(Stored data entries)
^^^^

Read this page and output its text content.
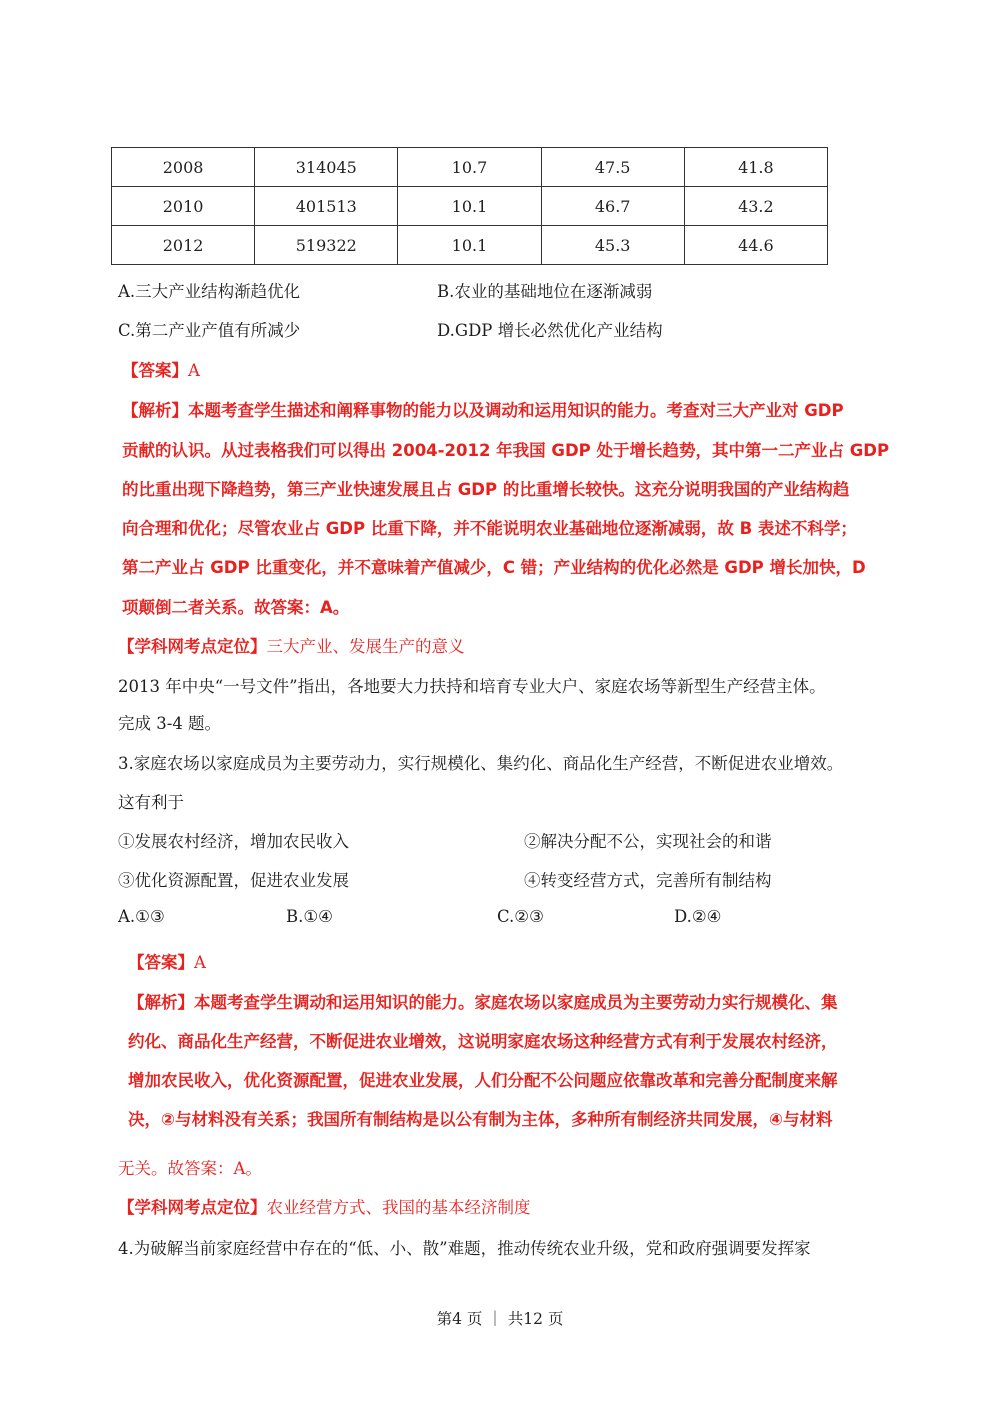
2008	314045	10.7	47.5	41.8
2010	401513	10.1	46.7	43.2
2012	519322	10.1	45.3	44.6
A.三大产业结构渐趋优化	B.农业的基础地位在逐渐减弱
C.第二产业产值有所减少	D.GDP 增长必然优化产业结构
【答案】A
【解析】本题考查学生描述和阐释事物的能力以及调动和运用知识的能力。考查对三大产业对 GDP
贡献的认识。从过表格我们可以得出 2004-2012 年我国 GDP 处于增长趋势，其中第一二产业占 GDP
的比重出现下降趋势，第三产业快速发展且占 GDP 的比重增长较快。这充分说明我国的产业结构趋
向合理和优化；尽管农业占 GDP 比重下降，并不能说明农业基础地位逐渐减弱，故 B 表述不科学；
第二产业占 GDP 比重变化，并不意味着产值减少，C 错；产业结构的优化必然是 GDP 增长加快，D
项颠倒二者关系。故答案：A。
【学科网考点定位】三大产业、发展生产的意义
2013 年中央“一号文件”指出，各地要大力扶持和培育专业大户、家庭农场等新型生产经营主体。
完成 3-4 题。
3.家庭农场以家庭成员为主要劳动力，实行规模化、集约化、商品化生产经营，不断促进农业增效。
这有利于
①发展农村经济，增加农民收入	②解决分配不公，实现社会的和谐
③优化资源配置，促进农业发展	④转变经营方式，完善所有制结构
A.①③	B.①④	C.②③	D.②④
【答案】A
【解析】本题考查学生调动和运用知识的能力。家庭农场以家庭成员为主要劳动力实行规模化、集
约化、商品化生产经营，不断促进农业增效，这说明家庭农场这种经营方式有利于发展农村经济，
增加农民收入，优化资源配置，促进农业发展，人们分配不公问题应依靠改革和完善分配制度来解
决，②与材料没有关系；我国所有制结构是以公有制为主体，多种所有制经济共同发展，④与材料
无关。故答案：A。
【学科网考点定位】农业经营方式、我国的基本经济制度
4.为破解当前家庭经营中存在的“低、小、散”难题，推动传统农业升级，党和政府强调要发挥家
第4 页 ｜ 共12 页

^^^^

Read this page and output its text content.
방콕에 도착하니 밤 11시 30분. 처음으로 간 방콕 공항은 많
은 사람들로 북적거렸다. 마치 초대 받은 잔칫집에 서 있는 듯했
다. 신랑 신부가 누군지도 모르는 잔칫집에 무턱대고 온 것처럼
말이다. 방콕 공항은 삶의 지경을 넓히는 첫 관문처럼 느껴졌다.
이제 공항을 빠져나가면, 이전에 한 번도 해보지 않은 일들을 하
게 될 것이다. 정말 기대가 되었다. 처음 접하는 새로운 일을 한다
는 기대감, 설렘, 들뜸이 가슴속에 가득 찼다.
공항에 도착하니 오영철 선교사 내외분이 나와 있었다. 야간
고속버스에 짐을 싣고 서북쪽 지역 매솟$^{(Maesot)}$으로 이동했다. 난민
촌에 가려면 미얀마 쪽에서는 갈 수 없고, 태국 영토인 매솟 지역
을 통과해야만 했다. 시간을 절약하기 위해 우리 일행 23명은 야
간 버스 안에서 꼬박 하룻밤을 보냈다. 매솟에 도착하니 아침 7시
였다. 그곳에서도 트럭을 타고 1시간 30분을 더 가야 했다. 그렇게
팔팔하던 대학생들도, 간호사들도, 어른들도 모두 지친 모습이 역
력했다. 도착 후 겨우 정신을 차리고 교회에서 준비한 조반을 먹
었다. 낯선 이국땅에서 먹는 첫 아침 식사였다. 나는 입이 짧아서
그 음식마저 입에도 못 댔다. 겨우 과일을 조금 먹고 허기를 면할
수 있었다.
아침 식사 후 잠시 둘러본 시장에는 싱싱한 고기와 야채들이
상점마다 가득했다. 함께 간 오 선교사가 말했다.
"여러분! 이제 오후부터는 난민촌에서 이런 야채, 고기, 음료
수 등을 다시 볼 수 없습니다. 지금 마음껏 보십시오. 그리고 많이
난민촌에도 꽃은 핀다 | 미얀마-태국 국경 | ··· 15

^^^^

GIVEN PROBLEM:
Pull out every line in the data above that has the word "도착하니".

RESPONSE TO THE TASK:
방콕에 도착하니 밤 11시 30분. 처음으로 간 방콕 공항은 많
공항에 도착하니 오영철 선교사 내외분이 나와 있었다. 야간
간 버스 안에서 꼬박 하룻밤을 보냈다. 매솟에 도착하니 아침 7시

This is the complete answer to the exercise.